■ INSTRUCTIONS FOR THE TASK
Print the listing below exactly.

════════════════════

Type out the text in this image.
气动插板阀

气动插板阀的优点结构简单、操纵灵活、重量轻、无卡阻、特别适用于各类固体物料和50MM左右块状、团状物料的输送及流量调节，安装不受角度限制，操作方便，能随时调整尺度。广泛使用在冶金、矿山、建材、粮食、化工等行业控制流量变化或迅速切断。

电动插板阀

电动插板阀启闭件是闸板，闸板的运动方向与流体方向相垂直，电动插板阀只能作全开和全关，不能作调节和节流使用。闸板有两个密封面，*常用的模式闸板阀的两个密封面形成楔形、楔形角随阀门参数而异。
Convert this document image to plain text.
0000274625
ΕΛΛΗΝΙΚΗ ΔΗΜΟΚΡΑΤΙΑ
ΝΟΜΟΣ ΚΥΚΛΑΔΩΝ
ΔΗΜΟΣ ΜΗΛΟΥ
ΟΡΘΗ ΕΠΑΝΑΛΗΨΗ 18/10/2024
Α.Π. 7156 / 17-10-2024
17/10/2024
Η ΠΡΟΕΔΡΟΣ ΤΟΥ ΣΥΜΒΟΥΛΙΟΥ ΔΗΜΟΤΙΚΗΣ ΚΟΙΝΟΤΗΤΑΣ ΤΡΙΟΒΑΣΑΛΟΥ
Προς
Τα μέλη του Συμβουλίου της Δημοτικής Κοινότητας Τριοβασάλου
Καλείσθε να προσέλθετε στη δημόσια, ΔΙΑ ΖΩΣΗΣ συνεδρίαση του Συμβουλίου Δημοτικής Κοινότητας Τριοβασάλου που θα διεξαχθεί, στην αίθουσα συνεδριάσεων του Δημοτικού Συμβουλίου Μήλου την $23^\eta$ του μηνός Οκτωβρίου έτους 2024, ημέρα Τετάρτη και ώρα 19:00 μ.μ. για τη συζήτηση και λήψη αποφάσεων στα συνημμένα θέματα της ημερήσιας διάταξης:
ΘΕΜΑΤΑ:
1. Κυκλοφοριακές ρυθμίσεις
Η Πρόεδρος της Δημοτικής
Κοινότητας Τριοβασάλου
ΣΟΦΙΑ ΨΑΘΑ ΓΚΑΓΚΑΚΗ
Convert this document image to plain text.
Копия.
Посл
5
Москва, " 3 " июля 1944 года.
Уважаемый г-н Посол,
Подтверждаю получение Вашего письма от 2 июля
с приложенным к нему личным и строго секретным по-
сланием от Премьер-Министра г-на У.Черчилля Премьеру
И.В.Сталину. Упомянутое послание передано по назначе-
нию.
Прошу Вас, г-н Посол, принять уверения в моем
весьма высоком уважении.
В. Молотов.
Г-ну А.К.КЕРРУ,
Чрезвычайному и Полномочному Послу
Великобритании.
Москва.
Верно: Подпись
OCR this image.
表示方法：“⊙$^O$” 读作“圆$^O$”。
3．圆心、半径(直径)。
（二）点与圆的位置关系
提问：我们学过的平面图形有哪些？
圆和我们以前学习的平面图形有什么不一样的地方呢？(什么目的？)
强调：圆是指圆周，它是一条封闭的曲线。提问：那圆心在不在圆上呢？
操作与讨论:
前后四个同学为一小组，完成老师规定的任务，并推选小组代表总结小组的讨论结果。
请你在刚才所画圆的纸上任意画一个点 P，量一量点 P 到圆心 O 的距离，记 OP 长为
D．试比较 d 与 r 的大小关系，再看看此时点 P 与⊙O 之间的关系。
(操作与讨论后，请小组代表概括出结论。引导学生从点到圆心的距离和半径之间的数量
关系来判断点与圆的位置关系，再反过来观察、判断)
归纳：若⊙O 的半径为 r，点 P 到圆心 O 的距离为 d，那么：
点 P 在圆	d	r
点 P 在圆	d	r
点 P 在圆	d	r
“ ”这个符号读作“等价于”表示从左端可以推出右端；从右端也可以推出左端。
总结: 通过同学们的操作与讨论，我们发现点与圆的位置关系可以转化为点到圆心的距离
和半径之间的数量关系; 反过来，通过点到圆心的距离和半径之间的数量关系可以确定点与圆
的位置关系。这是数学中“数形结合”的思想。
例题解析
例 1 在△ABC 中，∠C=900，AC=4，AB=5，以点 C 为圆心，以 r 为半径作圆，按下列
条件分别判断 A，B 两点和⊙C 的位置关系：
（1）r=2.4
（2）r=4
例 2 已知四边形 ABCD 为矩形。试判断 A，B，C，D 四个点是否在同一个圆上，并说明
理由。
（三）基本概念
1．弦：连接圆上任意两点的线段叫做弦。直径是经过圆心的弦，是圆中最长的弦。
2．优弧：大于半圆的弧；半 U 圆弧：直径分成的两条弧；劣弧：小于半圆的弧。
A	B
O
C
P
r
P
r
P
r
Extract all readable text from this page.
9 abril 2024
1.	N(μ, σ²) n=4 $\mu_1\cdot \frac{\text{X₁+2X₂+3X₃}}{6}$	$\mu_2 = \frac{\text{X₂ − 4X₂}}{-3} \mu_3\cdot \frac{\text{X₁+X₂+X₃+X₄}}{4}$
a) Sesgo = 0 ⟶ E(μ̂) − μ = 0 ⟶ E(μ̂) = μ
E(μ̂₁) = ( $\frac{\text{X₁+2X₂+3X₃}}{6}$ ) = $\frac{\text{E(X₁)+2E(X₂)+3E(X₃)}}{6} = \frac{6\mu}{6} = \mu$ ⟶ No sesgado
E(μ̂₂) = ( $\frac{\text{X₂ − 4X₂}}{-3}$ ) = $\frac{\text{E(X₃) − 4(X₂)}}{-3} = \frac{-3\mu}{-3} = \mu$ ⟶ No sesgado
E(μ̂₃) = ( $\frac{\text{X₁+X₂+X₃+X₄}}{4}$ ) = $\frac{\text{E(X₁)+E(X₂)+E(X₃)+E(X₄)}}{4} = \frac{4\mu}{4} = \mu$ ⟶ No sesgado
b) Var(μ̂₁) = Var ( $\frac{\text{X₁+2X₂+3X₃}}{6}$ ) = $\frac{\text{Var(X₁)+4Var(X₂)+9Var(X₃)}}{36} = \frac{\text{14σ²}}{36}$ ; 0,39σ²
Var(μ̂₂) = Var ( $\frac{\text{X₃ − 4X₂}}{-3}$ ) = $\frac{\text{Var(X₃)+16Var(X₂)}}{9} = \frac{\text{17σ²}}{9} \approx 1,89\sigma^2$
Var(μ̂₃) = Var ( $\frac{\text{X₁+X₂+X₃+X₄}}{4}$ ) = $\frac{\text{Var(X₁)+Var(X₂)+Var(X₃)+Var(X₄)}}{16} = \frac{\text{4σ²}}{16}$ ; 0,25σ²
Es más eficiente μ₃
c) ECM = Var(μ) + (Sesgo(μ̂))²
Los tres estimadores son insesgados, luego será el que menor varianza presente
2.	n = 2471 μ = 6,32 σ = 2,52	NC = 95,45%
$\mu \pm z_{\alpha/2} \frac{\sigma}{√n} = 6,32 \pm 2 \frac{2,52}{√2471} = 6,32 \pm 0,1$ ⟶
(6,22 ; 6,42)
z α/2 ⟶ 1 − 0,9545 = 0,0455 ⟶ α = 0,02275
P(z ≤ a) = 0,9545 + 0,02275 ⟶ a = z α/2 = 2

════════════════════

■ FINAL RESULT
Type out the text in this image.
气动插板阀

气动插板阀的优点结构简单、操纵灵活、重量轻、无卡阻、特别适用于各类固体物料和50MM左右块状、团状物料的输送及流量调节，安装不受角度限制，操作方便，能随时调整尺度。广泛使用在冶金、矿山、建材、粮食、化工等行业控制流量变化或迅速切断。

电动插板阀

电动插板阀启闭件是闸板，闸板的运动方向与流体方向相垂直，电动插板阀只能作全开和全关，不能作调节和节流使用。闸板有两个密封面，*常用的模式闸板阀的两个密封面形成楔形、楔形角随阀门参数而异。
Convert this document image to plain text.
0000274625
ΕΛΛΗΝΙΚΗ ΔΗΜΟΚΡΑΤΙΑ
ΝΟΜΟΣ ΚΥΚΛΑΔΩΝ
ΔΗΜΟΣ ΜΗΛΟΥ
ΟΡΘΗ ΕΠΑΝΑΛΗΨΗ 18/10/2024
Α.Π. 7156 / 17-10-2024
17/10/2024
Η ΠΡΟΕΔΡΟΣ ΤΟΥ ΣΥΜΒΟΥΛΙΟΥ ΔΗΜΟΤΙΚΗΣ ΚΟΙΝΟΤΗΤΑΣ ΤΡΙΟΒΑΣΑΛΟΥ
Προς
Τα μέλη του Συμβουλίου της Δημοτικής Κοινότητας Τριοβασάλου
Καλείσθε να προσέλθετε στη δημόσια, ΔΙΑ ΖΩΣΗΣ συνεδρίαση του Συμβουλίου Δημοτικής Κοινότητας Τριοβασάλου που θα διεξαχθεί, στην αίθουσα συνεδριάσεων του Δημοτικού Συμβουλίου Μήλου την $23^\eta$ του μηνός Οκτωβρίου έτους 2024, ημέρα Τετάρτη και ώρα 19:00 μ.μ. για τη συζήτηση και λήψη αποφάσεων στα συνημμένα θέματα της ημερήσιας διάταξης:
ΘΕΜΑΤΑ:
1. Κυκλοφοριακές ρυθμίσεις
Η Πρόεδρος της Δημοτικής
Κοινότητας Τριοβασάλου
ΣΟΦΙΑ ΨΑΘΑ ΓΚΑΓΚΑΚΗ
Convert this document image to plain text.
Копия.
Посл
5
Москва, " 3 " июля 1944 года.
Уважаемый г-н Посол,
Подтверждаю получение Вашего письма от 2 июля
с приложенным к нему личным и строго секретным по-
сланием от Премьер-Министра г-на У.Черчилля Премьеру
И.В.Сталину. Упомянутое послание передано по назначе-
нию.
Прошу Вас, г-н Посол, принять уверения в моем
весьма высоком уважении.
В. Молотов.
Г-ну А.К.КЕРРУ,
Чрезвычайному и Полномочному Послу
Великобритании.
Москва.
Верно: Подпись
OCR this image.
表示方法：“⊙$^O$” 读作“圆$^O$”。
3．圆心、半径(直径)。
（二）点与圆的位置关系
提问：我们学过的平面图形有哪些？
圆和我们以前学习的平面图形有什么不一样的地方呢？(什么目的？)
强调：圆是指圆周，它是一条封闭的曲线。提问：那圆心在不在圆上呢？
操作与讨论:
前后四个同学为一小组，完成老师规定的任务，并推选小组代表总结小组的讨论结果。
请你在刚才所画圆的纸上任意画一个点 P，量一量点 P 到圆心 O 的距离，记 OP 长为
D．试比较 d 与 r 的大小关系，再看看此时点 P 与⊙O 之间的关系。
(操作与讨论后，请小组代表概括出结论。引导学生从点到圆心的距离和半径之间的数量
关系来判断点与圆的位置关系，再反过来观察、判断)
归纳：若⊙O 的半径为 r，点 P 到圆心 O 的距离为 d，那么：
点 P 在圆	d	r
点 P 在圆	d	r
点 P 在圆	d	r
“ ”这个符号读作“等价于”表示从左端可以推出右端；从右端也可以推出左端。
总结: 通过同学们的操作与讨论，我们发现点与圆的位置关系可以转化为点到圆心的距离
和半径之间的数量关系; 反过来，通过点到圆心的距离和半径之间的数量关系可以确定点与圆
的位置关系。这是数学中“数形结合”的思想。
例题解析
例 1 在△ABC 中，∠C=900，AC=4，AB=5，以点 C 为圆心，以 r 为半径作圆，按下列
条件分别判断 A，B 两点和⊙C 的位置关系：
（1）r=2.4
（2）r=4
例 2 已知四边形 ABCD 为矩形。试判断 A，B，C，D 四个点是否在同一个圆上，并说明
理由。
（三）基本概念
1．弦：连接圆上任意两点的线段叫做弦。直径是经过圆心的弦，是圆中最长的弦。
2．优弧：大于半圆的弧；半 U 圆弧：直径分成的两条弧；劣弧：小于半圆的弧。
A	B
O
C
P
r
P
r
P
r
Extract all readable text from this page.
9 abril 2024
1.	N(μ, σ²) n=4 $\mu_1\cdot \frac{\text{X₁+2X₂+3X₃}}{6}$	$\mu_2 = \frac{\text{X₂ − 4X₂}}{-3} \mu_3\cdot \frac{\text{X₁+X₂+X₃+X₄}}{4}$
a) Sesgo = 0 ⟶ E(μ̂) − μ = 0 ⟶ E(μ̂) = μ
E(μ̂₁) = ( $\frac{\text{X₁+2X₂+3X₃}}{6}$ ) = $\frac{\text{E(X₁)+2E(X₂)+3E(X₃)}}{6} = \frac{6\mu}{6} = \mu$ ⟶ No sesgado
E(μ̂₂) = ( $\frac{\text{X₂ − 4X₂}}{-3}$ ) = $\frac{\text{E(X₃) − 4(X₂)}}{-3} = \frac{-3\mu}{-3} = \mu$ ⟶ No sesgado
E(μ̂₃) = ( $\frac{\text{X₁+X₂+X₃+X₄}}{4}$ ) = $\frac{\text{E(X₁)+E(X₂)+E(X₃)+E(X₄)}}{4} = \frac{4\mu}{4} = \mu$ ⟶ No sesgado
b) Var(μ̂₁) = Var ( $\frac{\text{X₁+2X₂+3X₃}}{6}$ ) = $\frac{\text{Var(X₁)+4Var(X₂)+9Var(X₃)}}{36} = \frac{\text{14σ²}}{36}$ ; 0,39σ²
Var(μ̂₂) = Var ( $\frac{\text{X₃ − 4X₂}}{-3}$ ) = $\frac{\text{Var(X₃)+16Var(X₂)}}{9} = \frac{\text{17σ²}}{9} \approx 1,89\sigma^2$
Var(μ̂₃) = Var ( $\frac{\text{X₁+X₂+X₃+X₄}}{4}$ ) = $\frac{\text{Var(X₁)+Var(X₂)+Var(X₃)+Var(X₄)}}{16} = \frac{\text{4σ²}}{16}$ ; 0,25σ²
Es más eficiente μ₃
c) ECM = Var(μ) + (Sesgo(μ̂))²
Los tres estimadores son insesgados, luego será el que menor varianza presente
2.	n = 2471 μ = 6,32 σ = 2,52	NC = 95,45%
$\mu \pm z_{\alpha/2} \frac{\sigma}{√n} = 6,32 \pm 2 \frac{2,52}{√2471} = 6,32 \pm 0,1$ ⟶
(6,22 ; 6,42)
z α/2 ⟶ 1 − 0,9545 = 0,0455 ⟶ α = 0,02275
P(z ≤ a) = 0,9545 + 0,02275 ⟶ a = z α/2 = 2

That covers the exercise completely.